▸ **WHAT IS BEING ASKED**
Below are some records; repeat them all exactly, minus the pictures.

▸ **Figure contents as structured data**

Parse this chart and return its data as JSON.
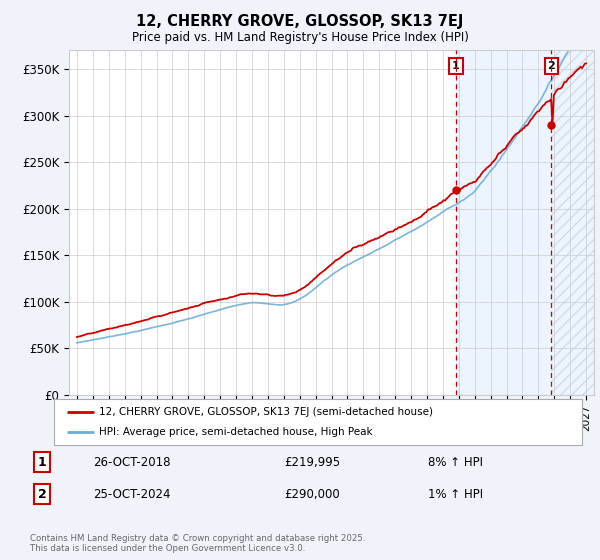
{
  "title": "12, CHERRY GROVE, GLOSSOP, SK13 7EJ",
  "subtitle": "Price paid vs. HM Land Registry's House Price Index (HPI)",
  "ylabel_ticks": [
    "£0",
    "£50K",
    "£100K",
    "£150K",
    "£200K",
    "£250K",
    "£300K",
    "£350K"
  ],
  "ytick_values": [
    0,
    50000,
    100000,
    150000,
    200000,
    250000,
    300000,
    350000
  ],
  "ylim": [
    0,
    370000
  ],
  "xlim_start": 1994.5,
  "xlim_end": 2027.5,
  "hpi_color": "#6baed6",
  "price_color": "#cc0000",
  "point1_x": 2018.82,
  "point1_y": 219995,
  "point2_x": 2024.82,
  "point2_y": 290000,
  "point1_label": "1",
  "point2_label": "2",
  "annotation_row1": [
    "1",
    "26-OCT-2018",
    "£219,995",
    "8% ↑ HPI"
  ],
  "annotation_row2": [
    "2",
    "25-OCT-2024",
    "£290,000",
    "1% ↑ HPI"
  ],
  "legend_line1": "12, CHERRY GROVE, GLOSSOP, SK13 7EJ (semi-detached house)",
  "legend_line2": "HPI: Average price, semi-detached house, High Peak",
  "footer": "Contains HM Land Registry data © Crown copyright and database right 2025.\nThis data is licensed under the Open Government Licence v3.0.",
  "bg_color": "#f0f4fa",
  "plot_bg": "#ffffff",
  "shade_color": "#ddeeff",
  "shade_start": 2018.82,
  "shade_end": 2027.5,
  "vline1_x": 2018.82,
  "vline2_x": 2024.82
}
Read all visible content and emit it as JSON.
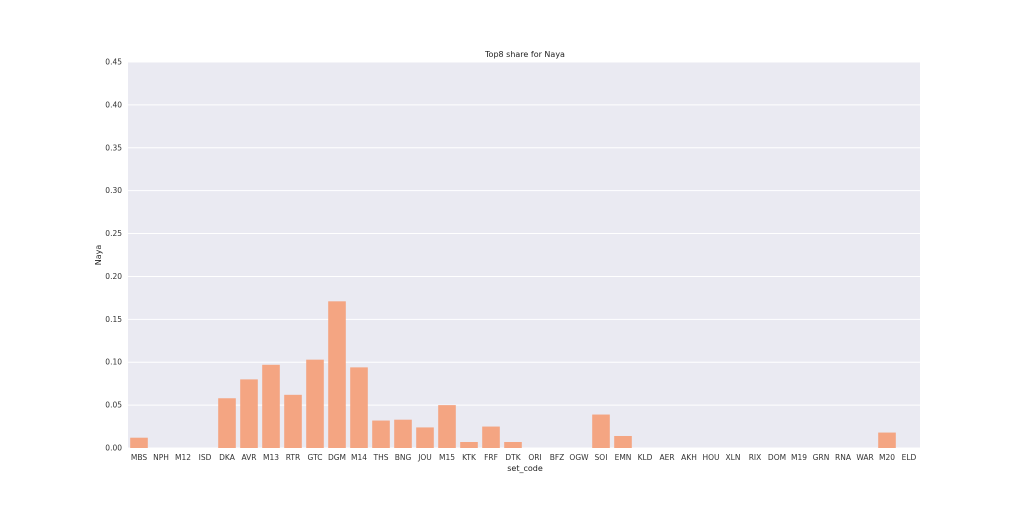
{
  "chart_data": {
    "type": "bar",
    "title": "Top8 share for Naya",
    "xlabel": "set_code",
    "ylabel": "Naya",
    "ylim": [
      0,
      0.45
    ],
    "yticks": [
      "0.00",
      "0.05",
      "0.10",
      "0.15",
      "0.20",
      "0.25",
      "0.30",
      "0.35",
      "0.40",
      "0.45"
    ],
    "grid": true,
    "bar_color": "#F4A582",
    "background_color": "#EAEAF2",
    "categories": [
      "MBS",
      "NPH",
      "M12",
      "ISD",
      "DKA",
      "AVR",
      "M13",
      "RTR",
      "GTC",
      "DGM",
      "M14",
      "THS",
      "BNG",
      "JOU",
      "M15",
      "KTK",
      "FRF",
      "DTK",
      "ORI",
      "BFZ",
      "OGW",
      "SOI",
      "EMN",
      "KLD",
      "AER",
      "AKH",
      "HOU",
      "XLN",
      "RIX",
      "DOM",
      "M19",
      "GRN",
      "RNA",
      "WAR",
      "M20",
      "ELD"
    ],
    "values": [
      0.012,
      0,
      0,
      0,
      0.058,
      0.08,
      0.097,
      0.062,
      0.103,
      0.171,
      0.094,
      0.032,
      0.033,
      0.024,
      0.05,
      0.007,
      0.025,
      0.007,
      0,
      0,
      0,
      0.039,
      0.014,
      0,
      0,
      0,
      0,
      0,
      0,
      0,
      0,
      0,
      0,
      0,
      0.018,
      0
    ]
  }
}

▸ **OUTPUT**
Parse this chart and return its data as JSON.
{
  "title": "12, CHERRY GROVE, GLOSSOP, SK13 7EJ",
  "subtitle": "Price paid vs. HM Land Registry's House Price Index (HPI)",
  "ylabel_ticks": [
    "£0",
    "£50K",
    "£100K",
    "£150K",
    "£200K",
    "£250K",
    "£300K",
    "£350K"
  ],
  "ytick_values": [
    0,
    50000,
    100000,
    150000,
    200000,
    250000,
    300000,
    350000
  ],
  "ylim": [
    0,
    370000
  ],
  "xlim_start": 1994.5,
  "xlim_end": 2027.5,
  "hpi_color": "#6baed6",
  "price_color": "#cc0000",
  "point1_x": 2018.82,
  "point1_y": 219995,
  "point2_x": 2024.82,
  "point2_y": 290000,
  "point1_label": "1",
  "point2_label": "2",
  "annotation_row1": [
    "1",
    "26-OCT-2018",
    "£219,995",
    "8% ↑ HPI"
  ],
  "annotation_row2": [
    "2",
    "25-OCT-2024",
    "£290,000",
    "1% ↑ HPI"
  ],
  "legend_line1": "12, CHERRY GROVE, GLOSSOP, SK13 7EJ (semi-detached house)",
  "legend_line2": "HPI: Average price, semi-detached house, High Peak",
  "footer": "Contains HM Land Registry data © Crown copyright and database right 2025.\nThis data is licensed under the Open Government Licence v3.0.",
  "bg_color": "#f0f4fa",
  "plot_bg": "#ffffff",
  "shade_color": "#ddeeff",
  "shade_start": 2018.82,
  "shade_end": 2027.5,
  "vline1_x": 2018.82,
  "vline2_x": 2024.82
}
Read all visible content and emit it as JSON.
{
  "chart_data": {
    "type": "bar",
    "title": "Top8 share for Naya",
    "xlabel": "set_code",
    "ylabel": "Naya",
    "ylim": [
      0,
      0.45
    ],
    "yticks": [
      "0.00",
      "0.05",
      "0.10",
      "0.15",
      "0.20",
      "0.25",
      "0.30",
      "0.35",
      "0.40",
      "0.45"
    ],
    "grid": true,
    "bar_color": "#F4A582",
    "background_color": "#EAEAF2",
    "categories": [
      "MBS",
      "NPH",
      "M12",
      "ISD",
      "DKA",
      "AVR",
      "M13",
      "RTR",
      "GTC",
      "DGM",
      "M14",
      "THS",
      "BNG",
      "JOU",
      "M15",
      "KTK",
      "FRF",
      "DTK",
      "ORI",
      "BFZ",
      "OGW",
      "SOI",
      "EMN",
      "KLD",
      "AER",
      "AKH",
      "HOU",
      "XLN",
      "RIX",
      "DOM",
      "M19",
      "GRN",
      "RNA",
      "WAR",
      "M20",
      "ELD"
    ],
    "values": [
      0.012,
      0,
      0,
      0,
      0.058,
      0.08,
      0.097,
      0.062,
      0.103,
      0.171,
      0.094,
      0.032,
      0.033,
      0.024,
      0.05,
      0.007,
      0.025,
      0.007,
      0,
      0,
      0,
      0.039,
      0.014,
      0,
      0,
      0,
      0,
      0,
      0,
      0,
      0,
      0,
      0,
      0,
      0.018,
      0
    ]
  }
}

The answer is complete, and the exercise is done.